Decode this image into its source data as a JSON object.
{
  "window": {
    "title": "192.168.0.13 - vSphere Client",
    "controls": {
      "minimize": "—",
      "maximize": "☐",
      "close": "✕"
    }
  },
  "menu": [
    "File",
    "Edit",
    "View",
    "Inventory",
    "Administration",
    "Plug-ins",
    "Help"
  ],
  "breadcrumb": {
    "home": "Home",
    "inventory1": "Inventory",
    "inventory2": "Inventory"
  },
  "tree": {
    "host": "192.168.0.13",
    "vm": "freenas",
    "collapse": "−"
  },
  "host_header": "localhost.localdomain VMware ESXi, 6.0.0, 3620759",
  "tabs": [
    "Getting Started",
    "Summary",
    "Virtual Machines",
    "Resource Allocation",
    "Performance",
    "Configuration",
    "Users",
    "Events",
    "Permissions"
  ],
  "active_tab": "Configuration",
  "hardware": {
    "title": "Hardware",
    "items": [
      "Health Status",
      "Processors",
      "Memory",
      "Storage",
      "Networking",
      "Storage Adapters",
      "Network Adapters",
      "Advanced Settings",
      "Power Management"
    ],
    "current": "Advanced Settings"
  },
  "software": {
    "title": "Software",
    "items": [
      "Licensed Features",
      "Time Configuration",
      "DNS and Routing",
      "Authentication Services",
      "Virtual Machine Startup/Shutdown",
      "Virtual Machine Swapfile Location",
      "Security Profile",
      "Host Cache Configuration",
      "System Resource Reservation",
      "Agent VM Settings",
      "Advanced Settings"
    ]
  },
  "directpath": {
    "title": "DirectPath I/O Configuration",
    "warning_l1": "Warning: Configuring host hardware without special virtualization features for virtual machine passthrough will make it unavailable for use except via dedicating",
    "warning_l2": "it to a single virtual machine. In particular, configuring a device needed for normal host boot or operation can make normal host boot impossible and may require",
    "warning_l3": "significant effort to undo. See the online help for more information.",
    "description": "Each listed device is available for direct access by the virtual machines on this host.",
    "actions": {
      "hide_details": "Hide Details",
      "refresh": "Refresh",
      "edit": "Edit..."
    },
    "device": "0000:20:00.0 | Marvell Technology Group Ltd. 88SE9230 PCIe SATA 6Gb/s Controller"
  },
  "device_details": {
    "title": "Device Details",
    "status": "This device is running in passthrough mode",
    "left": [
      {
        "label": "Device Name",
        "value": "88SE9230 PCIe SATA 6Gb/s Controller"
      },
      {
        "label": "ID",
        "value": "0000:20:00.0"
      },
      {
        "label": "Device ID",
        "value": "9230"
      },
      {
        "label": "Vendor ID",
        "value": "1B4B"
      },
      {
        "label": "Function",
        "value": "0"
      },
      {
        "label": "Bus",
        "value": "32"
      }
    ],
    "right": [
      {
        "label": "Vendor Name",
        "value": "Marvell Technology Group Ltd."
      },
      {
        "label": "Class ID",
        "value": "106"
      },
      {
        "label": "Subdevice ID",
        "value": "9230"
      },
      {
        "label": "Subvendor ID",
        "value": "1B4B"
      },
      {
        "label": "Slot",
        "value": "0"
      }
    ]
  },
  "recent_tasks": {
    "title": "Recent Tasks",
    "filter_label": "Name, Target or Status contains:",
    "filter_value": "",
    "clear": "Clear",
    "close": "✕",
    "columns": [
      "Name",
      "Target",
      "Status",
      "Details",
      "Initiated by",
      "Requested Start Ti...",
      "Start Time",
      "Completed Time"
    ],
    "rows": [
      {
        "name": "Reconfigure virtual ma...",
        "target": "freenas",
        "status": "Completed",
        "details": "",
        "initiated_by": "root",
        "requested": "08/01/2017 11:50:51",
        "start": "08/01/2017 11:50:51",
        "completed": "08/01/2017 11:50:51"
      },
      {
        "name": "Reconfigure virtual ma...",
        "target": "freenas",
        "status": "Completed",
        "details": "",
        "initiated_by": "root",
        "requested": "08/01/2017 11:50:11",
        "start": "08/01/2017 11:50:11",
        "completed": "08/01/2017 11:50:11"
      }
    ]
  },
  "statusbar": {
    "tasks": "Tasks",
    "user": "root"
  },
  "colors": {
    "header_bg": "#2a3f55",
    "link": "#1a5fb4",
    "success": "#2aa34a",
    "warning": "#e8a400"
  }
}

....

Stated goal: Using the listing, say how many lines include the word "Advanced", and add nothing else.

Exercise result: 3